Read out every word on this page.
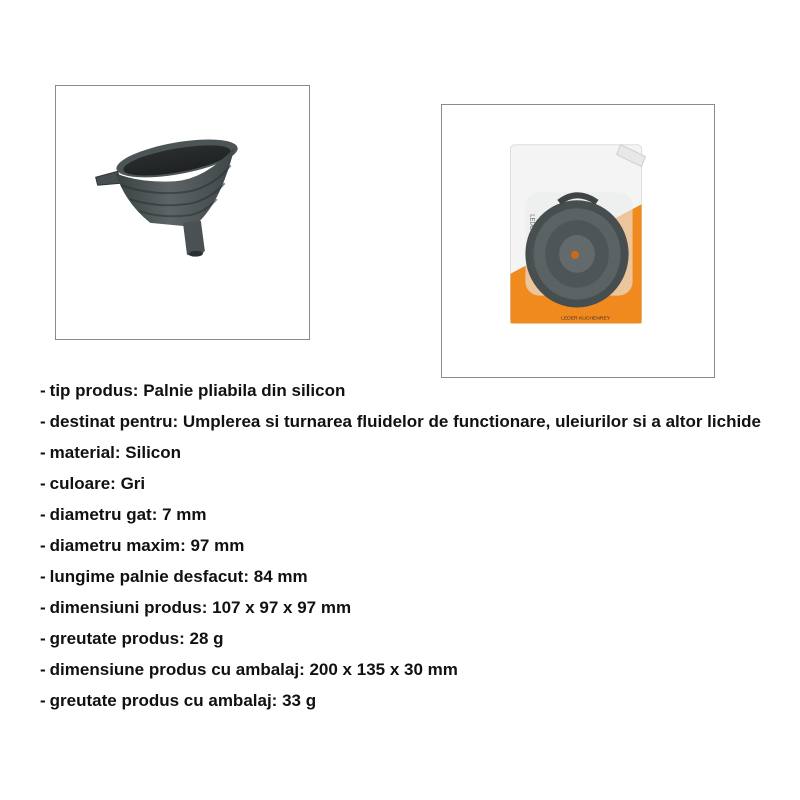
LEDER KUCHENREY
LEDER KUCHENREY
- tip produs: Palnie pliabila din silicon
- destinat pentru: Umplerea si turnarea fluidelor de functionare, uleiurilor si a altor lichide
- material: Silicon
- culoare: Gri
- diametru gat: 7 mm
- diametru maxim: 97 mm
- lungime palnie desfacut: 84 mm
- dimensiuni produs: 107 x 97 x 97 mm
- greutate produs: 28 g
- dimensiune produs cu ambalaj: 200 x 135 x 30 mm
- greutate produs cu ambalaj: 33 g
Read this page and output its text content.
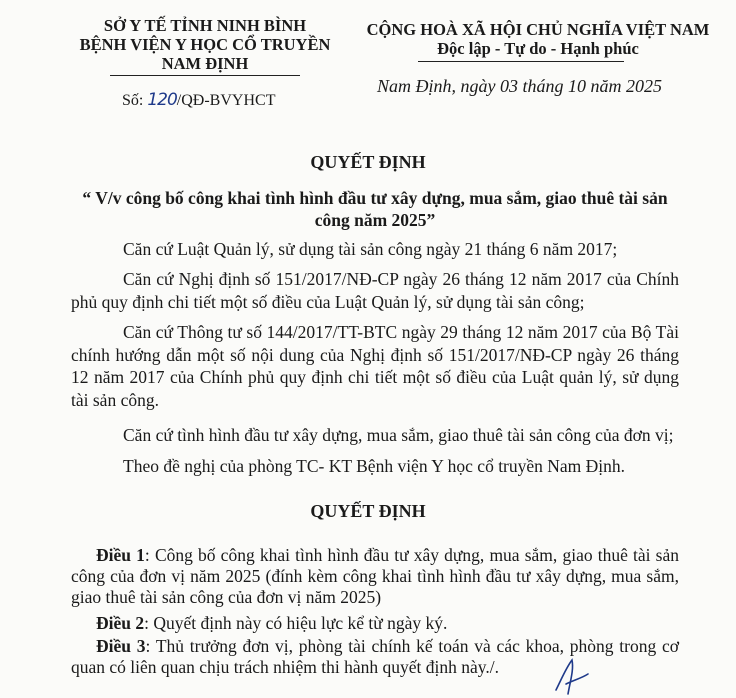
SỞ Y TẾ TỈNH NINH BÌNH
BỆNH VIỆN Y HỌC CỔ TRUYỀN
NAM ĐỊNH
CỘNG HOÀ XÃ HỘI CHỦ NGHĨA VIỆT NAM
Độc lập - Tự do - Hạnh phúc
Số: 120/QĐ-BVYHCT
Nam Định, ngày 03 tháng 10 năm 2025
QUYẾT ĐỊNH
“ V/v công bố công khai tình hình đầu tư xây dựng, mua sắm, giao thuê tài sản công năm 2025”
Căn cứ Luật Quản lý, sử dụng tài sản công ngày 21 tháng 6 năm 2017;
Căn cứ Nghị định số 151/2017/NĐ-CP ngày 26 tháng 12 năm 2017 của Chính phủ quy định chi tiết một số điều của Luật Quản lý, sử dụng tài sản công;
Căn cứ Thông tư số 144/2017/TT-BTC ngày 29 tháng 12 năm 2017 của Bộ Tài chính hướng dẫn một số nội dung của Nghị định số 151/2017/NĐ-CP ngày 26 tháng 12 năm 2017 của Chính phủ quy định chi tiết một số điều của Luật quản lý, sử dụng tài sản công.
Căn cứ tình hình đầu tư xây dựng, mua sắm, giao thuê tài sản công của đơn vị;
Theo đề nghị của phòng TC- KT Bệnh viện Y học cổ truyền Nam Định.
QUYẾT ĐỊNH
Điều 1: Công bố công khai tình hình đầu tư xây dựng, mua sắm, giao thuê tài sản công của đơn vị năm 2025 (đính kèm công khai tình hình đầu tư xây dựng, mua sắm, giao thuê tài sản công của đơn vị năm 2025)
Điều 2: Quyết định này có hiệu lực kể từ ngày ký.
Điều 3: Thủ trưởng đơn vị, phòng tài chính kế toán và các khoa, phòng trong cơ quan có liên quan chịu trách nhiệm thi hành quyết định này./.
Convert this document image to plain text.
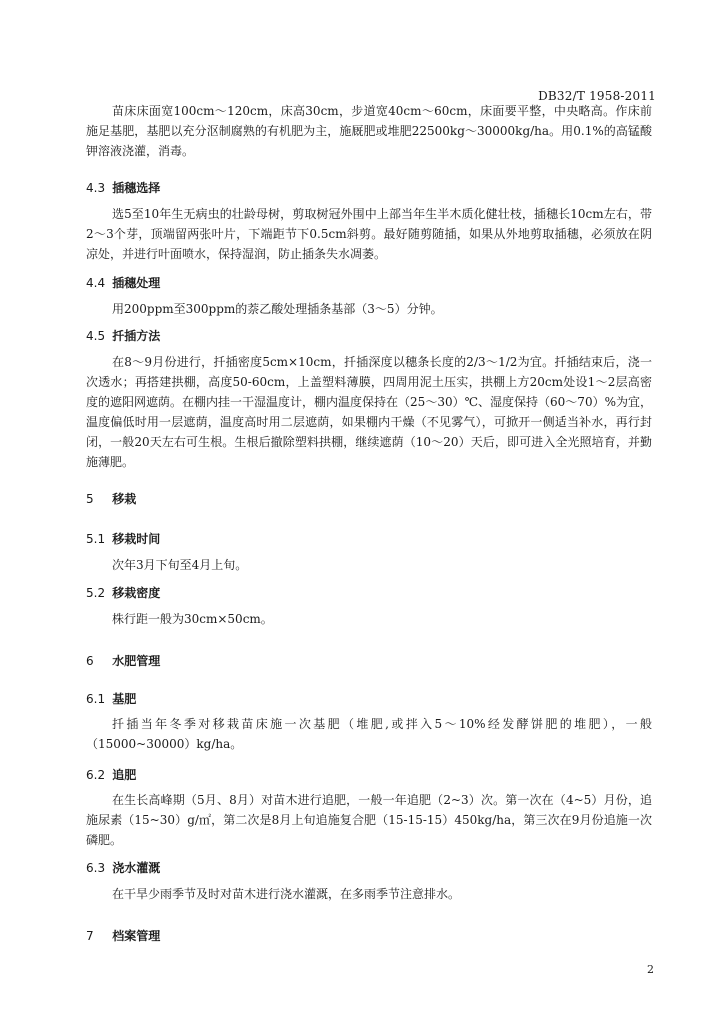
DB32/T 1958-2011

苗床床面宽100cm～120cm，床高30cm，步道宽40cm～60cm，床面要平整，中央略高。作床前施足基肥，基肥以充分沤制腐熟的有机肥为主，施厩肥或堆肥22500kg～30000kg/ha。用0.1%的高锰酸钾溶液浇灌，消毒。

4.3 插穗选择

选5至10年生无病虫的壮龄母树，剪取树冠外围中上部当年生半木质化健壮枝，插穗长10cm左右，带2～3个芽，顶端留两张叶片，下端距节下0.5cm斜剪。最好随剪随插，如果从外地剪取插穗，必须放在阴凉处，并进行叶面喷水，保持湿润，防止插条失水凋萎。

4.4 插穗处理

用200ppm至300ppm的萘乙酸处理插条基部（3～5）分钟。

4.5 扦插方法

在8～9月份进行，扦插密度5cm×10cm，扦插深度以穗条长度的2/3～1/2为宜。扦插结束后，浇一次透水；再搭建拱棚，高度50-60cm，上盖塑料薄膜，四周用泥土压实，拱棚上方20cm处设1～2层高密度的遮阳网遮荫。在棚内挂一干湿温度计，棚内温度保持在（25～30）℃、湿度保持（60～70）%为宜，温度偏低时用一层遮荫，温度高时用二层遮荫，如果棚内干燥（不见雾气），可掀开一侧适当补水，再行封闭，一般20天左右可生根。生根后撤除塑料拱棚，继续遮荫（10～20）天后，即可进入全光照培育，并勤施薄肥。

5 移栽
5.1 移栽时间

次年3月下旬至4月上旬。

5.2 移栽密度

株行距一般为30cm×50cm。

6 水肥管理
6.1 基肥

扦插当年冬季对移栽苗床施一次基肥（堆肥,或拌入5～10%经发酵饼肥的堆肥），一般（15000~30000）kg/ha。

6.2 追肥

在生长高峰期（5月、8月）对苗木进行追肥，一般一年追肥（2~3）次。第一次在（4~5）月份，追施尿素（15~30）g/㎡，第二次是8月上旬追施复合肥（15-15-15）450kg/ha，第三次在9月份追施一次磷肥。

6.3 浇水灌溉

在干旱少雨季节及时对苗木进行浇水灌溉，在多雨季节注意排水。

7 档案管理
2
——
Short task: Return the material exactly as given, apart from the pictures.

Complete output:
Read out every word on this page.
LEDER KUCHENREY
LEDER KUCHENREY
- tip produs: Palnie pliabila din silicon
- destinat pentru: Umplerea si turnarea fluidelor de functionare, uleiurilor si a altor lichide
- material: Silicon
- culoare: Gri
- diametru gat: 7 mm
- diametru maxim: 97 mm
- lungime palnie desfacut: 84 mm
- dimensiuni produs: 107 x 97 x 97 mm
- greutate produs: 28 g
- dimensiune produs cu ambalaj: 200 x 135 x 30 mm
- greutate produs cu ambalaj: 33 g
Read this page and output its text content.
SỞ Y TẾ TỈNH NINH BÌNH
BỆNH VIỆN Y HỌC CỔ TRUYỀN
NAM ĐỊNH
CỘNG HOÀ XÃ HỘI CHỦ NGHĨA VIỆT NAM
Độc lập - Tự do - Hạnh phúc
Số: 120/QĐ-BVYHCT
Nam Định, ngày 03 tháng 10 năm 2025
QUYẾT ĐỊNH
“ V/v công bố công khai tình hình đầu tư xây dựng, mua sắm, giao thuê tài sản công năm 2025”
Căn cứ Luật Quản lý, sử dụng tài sản công ngày 21 tháng 6 năm 2017;
Căn cứ Nghị định số 151/2017/NĐ-CP ngày 26 tháng 12 năm 2017 của Chính phủ quy định chi tiết một số điều của Luật Quản lý, sử dụng tài sản công;
Căn cứ Thông tư số 144/2017/TT-BTC ngày 29 tháng 12 năm 2017 của Bộ Tài chính hướng dẫn một số nội dung của Nghị định số 151/2017/NĐ-CP ngày 26 tháng 12 năm 2017 của Chính phủ quy định chi tiết một số điều của Luật quản lý, sử dụng tài sản công.
Căn cứ tình hình đầu tư xây dựng, mua sắm, giao thuê tài sản công của đơn vị;
Theo đề nghị của phòng TC- KT Bệnh viện Y học cổ truyền Nam Định.
QUYẾT ĐỊNH
Điều 1: Công bố công khai tình hình đầu tư xây dựng, mua sắm, giao thuê tài sản công của đơn vị năm 2025 (đính kèm công khai tình hình đầu tư xây dựng, mua sắm, giao thuê tài sản công của đơn vị năm 2025)
Điều 2: Quyết định này có hiệu lực kể từ ngày ký.
Điều 3: Thủ trưởng đơn vị, phòng tài chính kế toán và các khoa, phòng trong cơ quan có liên quan chịu trách nhiệm thi hành quyết định này./.
Convert this document image to plain text.
DB32/T 1958-2011

苗床床面宽100cm～120cm，床高30cm，步道宽40cm～60cm，床面要平整，中央略高。作床前施足基肥，基肥以充分沤制腐熟的有机肥为主，施厩肥或堆肥22500kg～30000kg/ha。用0.1%的高锰酸钾溶液浇灌，消毒。

4.3 插穗选择

选5至10年生无病虫的壮龄母树，剪取树冠外围中上部当年生半木质化健壮枝，插穗长10cm左右，带2～3个芽，顶端留两张叶片，下端距节下0.5cm斜剪。最好随剪随插，如果从外地剪取插穗，必须放在阴凉处，并进行叶面喷水，保持湿润，防止插条失水凋萎。

4.4 插穗处理

用200ppm至300ppm的萘乙酸处理插条基部（3～5）分钟。

4.5 扦插方法

在8～9月份进行，扦插密度5cm×10cm，扦插深度以穗条长度的2/3～1/2为宜。扦插结束后，浇一次透水；再搭建拱棚，高度50-60cm，上盖塑料薄膜，四周用泥土压实，拱棚上方20cm处设1～2层高密度的遮阳网遮荫。在棚内挂一干湿温度计，棚内温度保持在（25～30）℃、湿度保持（60～70）%为宜，温度偏低时用一层遮荫，温度高时用二层遮荫，如果棚内干燥（不见雾气），可掀开一侧适当补水，再行封闭，一般20天左右可生根。生根后撤除塑料拱棚，继续遮荫（10～20）天后，即可进入全光照培育，并勤施薄肥。

5 移栽
5.1 移栽时间

次年3月下旬至4月上旬。

5.2 移栽密度

株行距一般为30cm×50cm。

6 水肥管理
6.1 基肥

扦插当年冬季对移栽苗床施一次基肥（堆肥,或拌入5～10%经发酵饼肥的堆肥），一般（15000~30000）kg/ha。

6.2 追肥

在生长高峰期（5月、8月）对苗木进行追肥，一般一年追肥（2~3）次。第一次在（4~5）月份，追施尿素（15~30）g/㎡，第二次是8月上旬追施复合肥（15-15-15）450kg/ha，第三次在9月份追施一次磷肥。

6.3 浇水灌溉

在干旱少雨季节及时对苗木进行浇水灌溉，在多雨季节注意排水。

7 档案管理
2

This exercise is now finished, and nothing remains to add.